━━ Dataset content ━━

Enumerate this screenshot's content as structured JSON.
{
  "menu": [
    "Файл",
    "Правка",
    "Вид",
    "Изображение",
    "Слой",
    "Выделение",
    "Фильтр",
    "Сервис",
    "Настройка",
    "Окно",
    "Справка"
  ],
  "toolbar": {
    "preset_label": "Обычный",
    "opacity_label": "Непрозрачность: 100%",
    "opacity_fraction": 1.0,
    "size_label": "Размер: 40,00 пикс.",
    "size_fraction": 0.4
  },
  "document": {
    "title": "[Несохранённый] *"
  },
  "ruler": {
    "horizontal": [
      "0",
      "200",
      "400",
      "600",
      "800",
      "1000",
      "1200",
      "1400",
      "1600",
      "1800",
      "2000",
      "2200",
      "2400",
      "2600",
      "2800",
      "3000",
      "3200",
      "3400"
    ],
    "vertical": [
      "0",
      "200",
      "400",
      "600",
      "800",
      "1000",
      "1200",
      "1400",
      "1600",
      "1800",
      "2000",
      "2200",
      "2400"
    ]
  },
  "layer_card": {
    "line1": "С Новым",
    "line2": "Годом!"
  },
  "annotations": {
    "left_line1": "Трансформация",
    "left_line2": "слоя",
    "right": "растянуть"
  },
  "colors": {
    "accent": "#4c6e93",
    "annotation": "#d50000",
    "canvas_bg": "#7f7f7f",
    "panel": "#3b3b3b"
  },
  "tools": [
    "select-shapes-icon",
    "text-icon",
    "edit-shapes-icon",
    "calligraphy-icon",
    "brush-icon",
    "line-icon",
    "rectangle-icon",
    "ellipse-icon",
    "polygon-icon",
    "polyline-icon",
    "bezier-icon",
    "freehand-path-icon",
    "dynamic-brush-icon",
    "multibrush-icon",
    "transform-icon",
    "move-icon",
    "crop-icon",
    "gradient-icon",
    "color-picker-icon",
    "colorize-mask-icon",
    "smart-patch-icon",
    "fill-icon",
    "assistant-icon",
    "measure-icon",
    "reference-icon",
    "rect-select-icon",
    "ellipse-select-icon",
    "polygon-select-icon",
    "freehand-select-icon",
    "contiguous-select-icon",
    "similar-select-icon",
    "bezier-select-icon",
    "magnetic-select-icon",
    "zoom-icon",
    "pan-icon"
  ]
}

━━━

■ Task instructions
Take the entries above and copy them out exactly.

■ Response
Enumerate this screenshot's content as structured JSON.
{
  "menu": [
    "Файл",
    "Правка",
    "Вид",
    "Изображение",
    "Слой",
    "Выделение",
    "Фильтр",
    "Сервис",
    "Настройка",
    "Окно",
    "Справка"
  ],
  "toolbar": {
    "preset_label": "Обычный",
    "opacity_label": "Непрозрачность: 100%",
    "opacity_fraction": 1.0,
    "size_label": "Размер: 40,00 пикс.",
    "size_fraction": 0.4
  },
  "document": {
    "title": "[Несохранённый] *"
  },
  "ruler": {
    "horizontal": [
      "0",
      "200",
      "400",
      "600",
      "800",
      "1000",
      "1200",
      "1400",
      "1600",
      "1800",
      "2000",
      "2200",
      "2400",
      "2600",
      "2800",
      "3000",
      "3200",
      "3400"
    ],
    "vertical": [
      "0",
      "200",
      "400",
      "600",
      "800",
      "1000",
      "1200",
      "1400",
      "1600",
      "1800",
      "2000",
      "2200",
      "2400"
    ]
  },
  "layer_card": {
    "line1": "С Новым",
    "line2": "Годом!"
  },
  "annotations": {
    "left_line1": "Трансформация",
    "left_line2": "слоя",
    "right": "растянуть"
  },
  "colors": {
    "accent": "#4c6e93",
    "annotation": "#d50000",
    "canvas_bg": "#7f7f7f",
    "panel": "#3b3b3b"
  },
  "tools": [
    "select-shapes-icon",
    "text-icon",
    "edit-shapes-icon",
    "calligraphy-icon",
    "brush-icon",
    "line-icon",
    "rectangle-icon",
    "ellipse-icon",
    "polygon-icon",
    "polyline-icon",
    "bezier-icon",
    "freehand-path-icon",
    "dynamic-brush-icon",
    "multibrush-icon",
    "transform-icon",
    "move-icon",
    "crop-icon",
    "gradient-icon",
    "color-picker-icon",
    "colorize-mask-icon",
    "smart-patch-icon",
    "fill-icon",
    "assistant-icon",
    "measure-icon",
    "reference-icon",
    "rect-select-icon",
    "ellipse-select-icon",
    "polygon-select-icon",
    "freehand-select-icon",
    "contiguous-select-icon",
    "similar-select-icon",
    "bezier-select-icon",
    "magnetic-select-icon",
    "zoom-icon",
    "pan-icon"
  ]
}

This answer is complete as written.